[Stored data entries]

>> START

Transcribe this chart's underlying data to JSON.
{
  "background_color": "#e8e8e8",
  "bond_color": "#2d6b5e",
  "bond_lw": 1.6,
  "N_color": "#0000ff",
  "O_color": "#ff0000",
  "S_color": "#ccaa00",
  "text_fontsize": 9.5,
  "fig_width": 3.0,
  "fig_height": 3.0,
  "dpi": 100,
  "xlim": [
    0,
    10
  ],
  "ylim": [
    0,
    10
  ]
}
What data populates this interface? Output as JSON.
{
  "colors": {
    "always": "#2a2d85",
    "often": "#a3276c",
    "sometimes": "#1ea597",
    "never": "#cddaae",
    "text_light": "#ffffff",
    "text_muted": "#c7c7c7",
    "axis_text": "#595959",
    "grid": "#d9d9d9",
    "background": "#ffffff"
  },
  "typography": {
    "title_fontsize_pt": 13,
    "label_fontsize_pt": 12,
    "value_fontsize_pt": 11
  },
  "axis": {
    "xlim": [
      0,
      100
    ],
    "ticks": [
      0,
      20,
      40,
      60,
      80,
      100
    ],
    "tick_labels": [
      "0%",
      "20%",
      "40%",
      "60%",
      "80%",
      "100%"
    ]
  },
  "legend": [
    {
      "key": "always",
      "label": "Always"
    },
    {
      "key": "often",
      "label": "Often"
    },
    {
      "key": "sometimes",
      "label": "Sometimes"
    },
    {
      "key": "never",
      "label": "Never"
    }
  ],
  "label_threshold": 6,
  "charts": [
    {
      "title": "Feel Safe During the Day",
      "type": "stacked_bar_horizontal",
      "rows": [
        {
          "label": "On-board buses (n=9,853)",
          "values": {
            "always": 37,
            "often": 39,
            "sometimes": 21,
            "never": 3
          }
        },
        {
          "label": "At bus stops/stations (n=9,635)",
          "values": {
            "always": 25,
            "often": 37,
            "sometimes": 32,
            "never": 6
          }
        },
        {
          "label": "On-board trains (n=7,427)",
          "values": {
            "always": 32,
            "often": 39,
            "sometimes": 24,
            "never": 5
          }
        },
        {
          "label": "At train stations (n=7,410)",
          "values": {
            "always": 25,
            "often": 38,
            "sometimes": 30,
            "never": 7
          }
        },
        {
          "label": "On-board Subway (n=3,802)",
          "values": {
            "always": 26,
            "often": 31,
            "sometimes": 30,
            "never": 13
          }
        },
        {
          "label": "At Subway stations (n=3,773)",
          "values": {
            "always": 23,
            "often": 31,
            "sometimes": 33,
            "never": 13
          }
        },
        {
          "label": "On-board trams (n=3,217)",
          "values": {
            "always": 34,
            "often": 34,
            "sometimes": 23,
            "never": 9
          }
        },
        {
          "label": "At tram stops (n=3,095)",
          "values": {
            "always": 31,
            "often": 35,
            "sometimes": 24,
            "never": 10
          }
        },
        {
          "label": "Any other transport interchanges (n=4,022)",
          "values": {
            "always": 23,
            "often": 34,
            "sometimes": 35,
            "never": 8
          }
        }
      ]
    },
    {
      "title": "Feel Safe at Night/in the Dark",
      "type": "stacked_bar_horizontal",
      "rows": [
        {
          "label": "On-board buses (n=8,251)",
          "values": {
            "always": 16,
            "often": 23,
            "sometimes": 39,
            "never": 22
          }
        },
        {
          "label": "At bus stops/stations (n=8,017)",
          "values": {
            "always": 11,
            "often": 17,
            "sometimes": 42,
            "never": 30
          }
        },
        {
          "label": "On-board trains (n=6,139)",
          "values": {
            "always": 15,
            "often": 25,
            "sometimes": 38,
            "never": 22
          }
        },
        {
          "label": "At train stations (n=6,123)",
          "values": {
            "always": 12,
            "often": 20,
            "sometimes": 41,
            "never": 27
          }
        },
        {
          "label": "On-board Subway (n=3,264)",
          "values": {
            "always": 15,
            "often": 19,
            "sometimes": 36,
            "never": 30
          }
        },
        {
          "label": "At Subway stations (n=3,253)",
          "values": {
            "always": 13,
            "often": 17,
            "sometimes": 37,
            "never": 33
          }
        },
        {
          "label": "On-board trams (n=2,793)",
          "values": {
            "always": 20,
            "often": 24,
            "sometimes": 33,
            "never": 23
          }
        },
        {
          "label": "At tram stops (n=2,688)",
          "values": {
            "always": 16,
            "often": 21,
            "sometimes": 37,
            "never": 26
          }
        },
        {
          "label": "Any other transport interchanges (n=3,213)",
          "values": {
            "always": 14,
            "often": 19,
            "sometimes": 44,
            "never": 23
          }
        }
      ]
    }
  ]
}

>> END

REQUEST
Extract all lines as given.

SOLVED EXERCISE
Transcribe this chart's underlying data to JSON.
{
  "background_color": "#e8e8e8",
  "bond_color": "#2d6b5e",
  "bond_lw": 1.6,
  "N_color": "#0000ff",
  "O_color": "#ff0000",
  "S_color": "#ccaa00",
  "text_fontsize": 9.5,
  "fig_width": 3.0,
  "fig_height": 3.0,
  "dpi": 100,
  "xlim": [
    0,
    10
  ],
  "ylim": [
    0,
    10
  ]
}
What data populates this interface? Output as JSON.
{
  "colors": {
    "always": "#2a2d85",
    "often": "#a3276c",
    "sometimes": "#1ea597",
    "never": "#cddaae",
    "text_light": "#ffffff",
    "text_muted": "#c7c7c7",
    "axis_text": "#595959",
    "grid": "#d9d9d9",
    "background": "#ffffff"
  },
  "typography": {
    "title_fontsize_pt": 13,
    "label_fontsize_pt": 12,
    "value_fontsize_pt": 11
  },
  "axis": {
    "xlim": [
      0,
      100
    ],
    "ticks": [
      0,
      20,
      40,
      60,
      80,
      100
    ],
    "tick_labels": [
      "0%",
      "20%",
      "40%",
      "60%",
      "80%",
      "100%"
    ]
  },
  "legend": [
    {
      "key": "always",
      "label": "Always"
    },
    {
      "key": "often",
      "label": "Often"
    },
    {
      "key": "sometimes",
      "label": "Sometimes"
    },
    {
      "key": "never",
      "label": "Never"
    }
  ],
  "label_threshold": 6,
  "charts": [
    {
      "title": "Feel Safe During the Day",
      "type": "stacked_bar_horizontal",
      "rows": [
        {
          "label": "On-board buses (n=9,853)",
          "values": {
            "always": 37,
            "often": 39,
            "sometimes": 21,
            "never": 3
          }
        },
        {
          "label": "At bus stops/stations (n=9,635)",
          "values": {
            "always": 25,
            "often": 37,
            "sometimes": 32,
            "never": 6
          }
        },
        {
          "label": "On-board trains (n=7,427)",
          "values": {
            "always": 32,
            "often": 39,
            "sometimes": 24,
            "never": 5
          }
        },
        {
          "label": "At train stations (n=7,410)",
          "values": {
            "always": 25,
            "often": 38,
            "sometimes": 30,
            "never": 7
          }
        },
        {
          "label": "On-board Subway (n=3,802)",
          "values": {
            "always": 26,
            "often": 31,
            "sometimes": 30,
            "never": 13
          }
        },
        {
          "label": "At Subway stations (n=3,773)",
          "values": {
            "always": 23,
            "often": 31,
            "sometimes": 33,
            "never": 13
          }
        },
        {
          "label": "On-board trams (n=3,217)",
          "values": {
            "always": 34,
            "often": 34,
            "sometimes": 23,
            "never": 9
          }
        },
        {
          "label": "At tram stops (n=3,095)",
          "values": {
            "always": 31,
            "often": 35,
            "sometimes": 24,
            "never": 10
          }
        },
        {
          "label": "Any other transport interchanges (n=4,022)",
          "values": {
            "always": 23,
            "often": 34,
            "sometimes": 35,
            "never": 8
          }
        }
      ]
    },
    {
      "title": "Feel Safe at Night/in the Dark",
      "type": "stacked_bar_horizontal",
      "rows": [
        {
          "label": "On-board buses (n=8,251)",
          "values": {
            "always": 16,
            "often": 23,
            "sometimes": 39,
            "never": 22
          }
        },
        {
          "label": "At bus stops/stations (n=8,017)",
          "values": {
            "always": 11,
            "often": 17,
            "sometimes": 42,
            "never": 30
          }
        },
        {
          "label": "On-board trains (n=6,139)",
          "values": {
            "always": 15,
            "often": 25,
            "sometimes": 38,
            "never": 22
          }
        },
        {
          "label": "At train stations (n=6,123)",
          "values": {
            "always": 12,
            "often": 20,
            "sometimes": 41,
            "never": 27
          }
        },
        {
          "label": "On-board Subway (n=3,264)",
          "values": {
            "always": 15,
            "often": 19,
            "sometimes": 36,
            "never": 30
          }
        },
        {
          "label": "At Subway stations (n=3,253)",
          "values": {
            "always": 13,
            "often": 17,
            "sometimes": 37,
            "never": 33
          }
        },
        {
          "label": "On-board trams (n=2,793)",
          "values": {
            "always": 20,
            "often": 24,
            "sometimes": 33,
            "never": 23
          }
        },
        {
          "label": "At tram stops (n=2,688)",
          "values": {
            "always": 16,
            "often": 21,
            "sometimes": 37,
            "never": 26
          }
        },
        {
          "label": "Any other transport interchanges (n=3,213)",
          "values": {
            "always": 14,
            "often": 19,
            "sometimes": 44,
            "never": 23
          }
        }
      ]
    }
  ]
}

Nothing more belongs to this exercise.